# START OF MATERIAL PROVIDED
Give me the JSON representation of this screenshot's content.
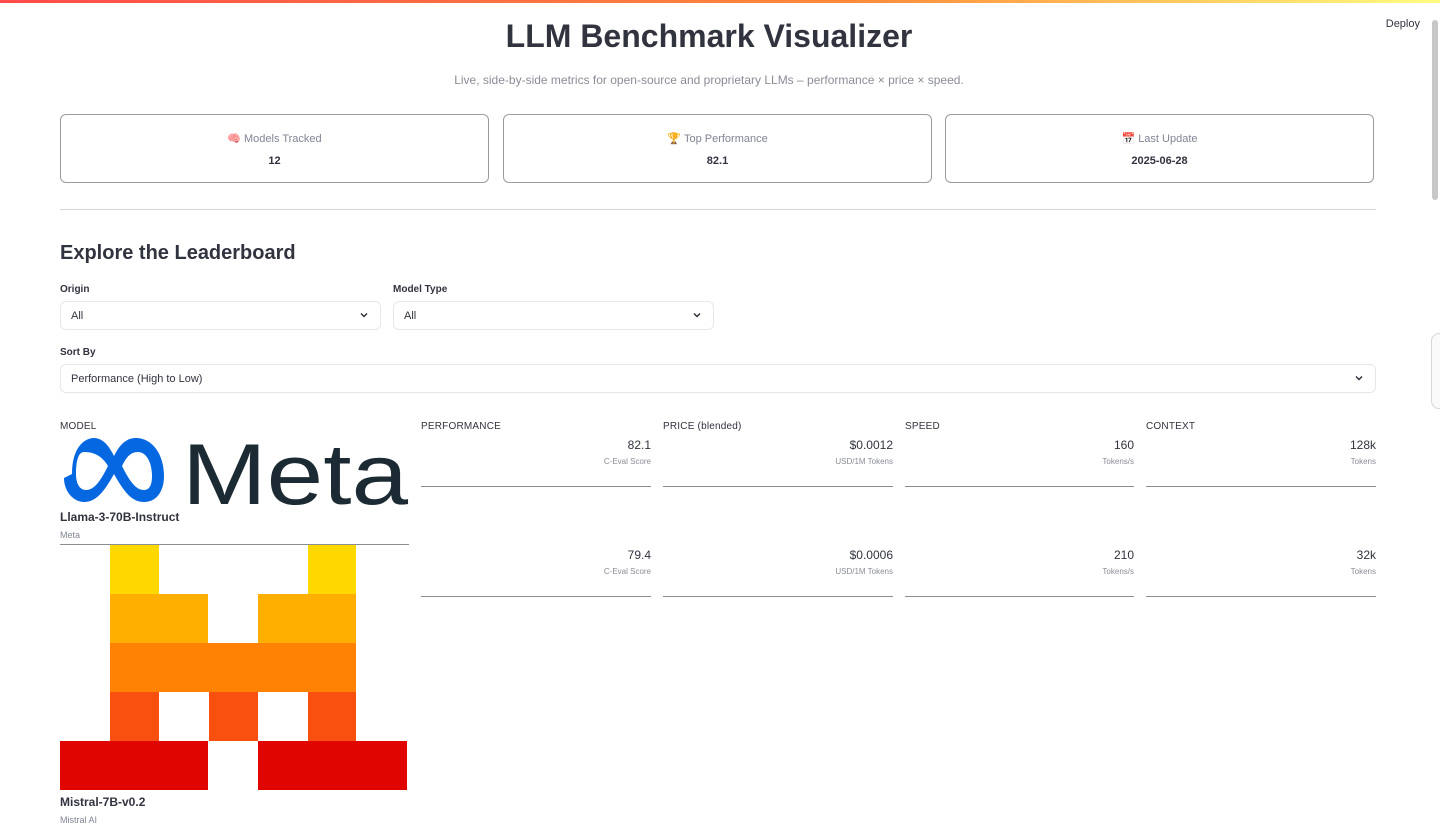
{
  "app": {
    "title": "LLM Benchmark Visualizer",
    "subtitle": "Live, side-by-side metrics for open-source and proprietary LLMs – performance × price × speed.",
    "deploy_label": "Deploy"
  },
  "kpis": [
    {
      "icon": "brain-icon",
      "emoji": "🧠",
      "label": "Models Tracked",
      "value": "12"
    },
    {
      "icon": "trophy-icon",
      "emoji": "🏆",
      "label": "Top Performance",
      "value": "82.1"
    },
    {
      "icon": "calendar-icon",
      "emoji": "📅",
      "label": "Last Update",
      "value": "2025-06-28"
    }
  ],
  "leaderboard": {
    "heading": "Explore the Leaderboard",
    "filters": {
      "origin": {
        "label": "Origin",
        "value": "All"
      },
      "model_type": {
        "label": "Model Type",
        "value": "All"
      },
      "sort_by": {
        "label": "Sort By",
        "value": "Performance (High to Low)"
      }
    },
    "columns": [
      "MODEL",
      "PERFORMANCE",
      "PRICE (blended)",
      "SPEED",
      "CONTEXT"
    ],
    "rows": [
      {
        "logo": "meta-logo",
        "logo_text": "Meta",
        "name": "Llama-3-70B-Instruct",
        "org": "Meta",
        "performance": {
          "value": "82.1",
          "unit": "C-Eval Score"
        },
        "price": {
          "value": "$0.0012",
          "unit": "USD/1M Tokens"
        },
        "speed": {
          "value": "160",
          "unit": "Tokens/s"
        },
        "context": {
          "value": "128k",
          "unit": "Tokens"
        }
      },
      {
        "logo": "mistral-logo",
        "name": "Mistral-7B-v0.2",
        "org": "Mistral AI",
        "performance": {
          "value": "79.4",
          "unit": "C-Eval Score"
        },
        "price": {
          "value": "$0.0006",
          "unit": "USD/1M Tokens"
        },
        "speed": {
          "value": "210",
          "unit": "Tokens/s"
        },
        "context": {
          "value": "32k",
          "unit": "Tokens"
        }
      }
    ]
  },
  "colors": {
    "accent_red": "#ff4b4b",
    "meta_blue": "#0668e1",
    "meta_text": "#1c2b33",
    "mistral_yellow": "#ffd800",
    "mistral_amber": "#ffaf00",
    "mistral_orange": "#ff8205",
    "mistral_redorange": "#fa500f",
    "mistral_red": "#e10500"
  }
}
# END OF MATERIAL PROVIDED
▸ WHAT TO WORK ON
Transcribe the records verbatim and omit the images.

▸ EXERCISE RESULT
Give me the JSON representation of this screenshot's content.
{
  "app": {
    "title": "LLM Benchmark Visualizer",
    "subtitle": "Live, side-by-side metrics for open-source and proprietary LLMs – performance × price × speed.",
    "deploy_label": "Deploy"
  },
  "kpis": [
    {
      "icon": "brain-icon",
      "emoji": "🧠",
      "label": "Models Tracked",
      "value": "12"
    },
    {
      "icon": "trophy-icon",
      "emoji": "🏆",
      "label": "Top Performance",
      "value": "82.1"
    },
    {
      "icon": "calendar-icon",
      "emoji": "📅",
      "label": "Last Update",
      "value": "2025-06-28"
    }
  ],
  "leaderboard": {
    "heading": "Explore the Leaderboard",
    "filters": {
      "origin": {
        "label": "Origin",
        "value": "All"
      },
      "model_type": {
        "label": "Model Type",
        "value": "All"
      },
      "sort_by": {
        "label": "Sort By",
        "value": "Performance (High to Low)"
      }
    },
    "columns": [
      "MODEL",
      "PERFORMANCE",
      "PRICE (blended)",
      "SPEED",
      "CONTEXT"
    ],
    "rows": [
      {
        "logo": "meta-logo",
        "logo_text": "Meta",
        "name": "Llama-3-70B-Instruct",
        "org": "Meta",
        "performance": {
          "value": "82.1",
          "unit": "C-Eval Score"
        },
        "price": {
          "value": "$0.0012",
          "unit": "USD/1M Tokens"
        },
        "speed": {
          "value": "160",
          "unit": "Tokens/s"
        },
        "context": {
          "value": "128k",
          "unit": "Tokens"
        }
      },
      {
        "logo": "mistral-logo",
        "name": "Mistral-7B-v0.2",
        "org": "Mistral AI",
        "performance": {
          "value": "79.4",
          "unit": "C-Eval Score"
        },
        "price": {
          "value": "$0.0006",
          "unit": "USD/1M Tokens"
        },
        "speed": {
          "value": "210",
          "unit": "Tokens/s"
        },
        "context": {
          "value": "32k",
          "unit": "Tokens"
        }
      }
    ]
  },
  "colors": {
    "accent_red": "#ff4b4b",
    "meta_blue": "#0668e1",
    "meta_text": "#1c2b33",
    "mistral_yellow": "#ffd800",
    "mistral_amber": "#ffaf00",
    "mistral_orange": "#ff8205",
    "mistral_redorange": "#fa500f",
    "mistral_red": "#e10500"
  }
}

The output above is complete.